State only how many lines below include the string "Cases".

== DATA LINES

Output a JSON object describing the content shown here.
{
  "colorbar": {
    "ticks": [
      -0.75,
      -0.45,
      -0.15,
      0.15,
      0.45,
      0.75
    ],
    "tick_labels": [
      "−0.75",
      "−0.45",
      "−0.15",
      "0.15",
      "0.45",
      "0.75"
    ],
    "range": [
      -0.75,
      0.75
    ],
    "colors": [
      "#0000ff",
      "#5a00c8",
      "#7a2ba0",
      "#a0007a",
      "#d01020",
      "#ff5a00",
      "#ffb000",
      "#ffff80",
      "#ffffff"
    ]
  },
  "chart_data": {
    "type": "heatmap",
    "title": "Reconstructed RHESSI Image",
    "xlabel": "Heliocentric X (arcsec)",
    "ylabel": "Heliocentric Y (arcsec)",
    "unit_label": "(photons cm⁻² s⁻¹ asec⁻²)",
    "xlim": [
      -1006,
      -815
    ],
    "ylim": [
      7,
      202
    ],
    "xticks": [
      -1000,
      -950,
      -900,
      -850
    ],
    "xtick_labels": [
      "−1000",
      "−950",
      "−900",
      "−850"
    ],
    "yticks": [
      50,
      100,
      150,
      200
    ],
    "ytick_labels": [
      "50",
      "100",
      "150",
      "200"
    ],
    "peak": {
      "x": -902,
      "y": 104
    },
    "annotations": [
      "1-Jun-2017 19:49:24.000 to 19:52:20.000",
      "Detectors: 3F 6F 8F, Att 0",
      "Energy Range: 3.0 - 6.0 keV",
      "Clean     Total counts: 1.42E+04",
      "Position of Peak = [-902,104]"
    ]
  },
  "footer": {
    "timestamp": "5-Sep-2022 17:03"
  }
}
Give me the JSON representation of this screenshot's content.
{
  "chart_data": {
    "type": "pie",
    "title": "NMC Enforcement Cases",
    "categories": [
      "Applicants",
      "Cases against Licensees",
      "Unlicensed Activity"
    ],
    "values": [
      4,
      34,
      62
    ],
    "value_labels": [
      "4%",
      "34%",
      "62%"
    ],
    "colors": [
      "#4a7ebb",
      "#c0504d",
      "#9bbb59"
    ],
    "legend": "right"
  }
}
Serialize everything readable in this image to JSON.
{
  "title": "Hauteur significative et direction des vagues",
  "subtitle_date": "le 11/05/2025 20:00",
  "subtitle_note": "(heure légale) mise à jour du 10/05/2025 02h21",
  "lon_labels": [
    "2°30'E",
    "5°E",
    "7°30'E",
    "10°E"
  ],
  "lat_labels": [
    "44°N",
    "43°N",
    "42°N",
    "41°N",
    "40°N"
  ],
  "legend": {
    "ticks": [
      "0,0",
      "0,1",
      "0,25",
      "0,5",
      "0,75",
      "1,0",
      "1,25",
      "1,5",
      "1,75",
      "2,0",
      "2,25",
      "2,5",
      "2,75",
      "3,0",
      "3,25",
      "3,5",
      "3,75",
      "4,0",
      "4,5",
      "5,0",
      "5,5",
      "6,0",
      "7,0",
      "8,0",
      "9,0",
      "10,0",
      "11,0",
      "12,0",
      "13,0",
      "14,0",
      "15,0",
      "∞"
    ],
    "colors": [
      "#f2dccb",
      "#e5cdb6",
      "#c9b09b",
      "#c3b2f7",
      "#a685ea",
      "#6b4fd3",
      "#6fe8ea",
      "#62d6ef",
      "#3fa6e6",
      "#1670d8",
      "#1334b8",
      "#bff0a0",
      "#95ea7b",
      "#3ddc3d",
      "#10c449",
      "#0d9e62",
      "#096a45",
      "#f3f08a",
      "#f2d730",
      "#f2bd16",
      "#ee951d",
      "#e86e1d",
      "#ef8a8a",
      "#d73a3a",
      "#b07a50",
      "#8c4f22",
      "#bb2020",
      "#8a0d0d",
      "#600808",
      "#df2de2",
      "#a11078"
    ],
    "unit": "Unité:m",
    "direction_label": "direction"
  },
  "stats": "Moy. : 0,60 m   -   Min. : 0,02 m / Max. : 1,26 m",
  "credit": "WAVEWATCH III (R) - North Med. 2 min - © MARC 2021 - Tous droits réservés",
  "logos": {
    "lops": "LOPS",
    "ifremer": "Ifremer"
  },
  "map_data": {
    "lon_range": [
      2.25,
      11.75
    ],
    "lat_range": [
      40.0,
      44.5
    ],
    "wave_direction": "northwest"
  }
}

====

EXERCISE RESULT:
2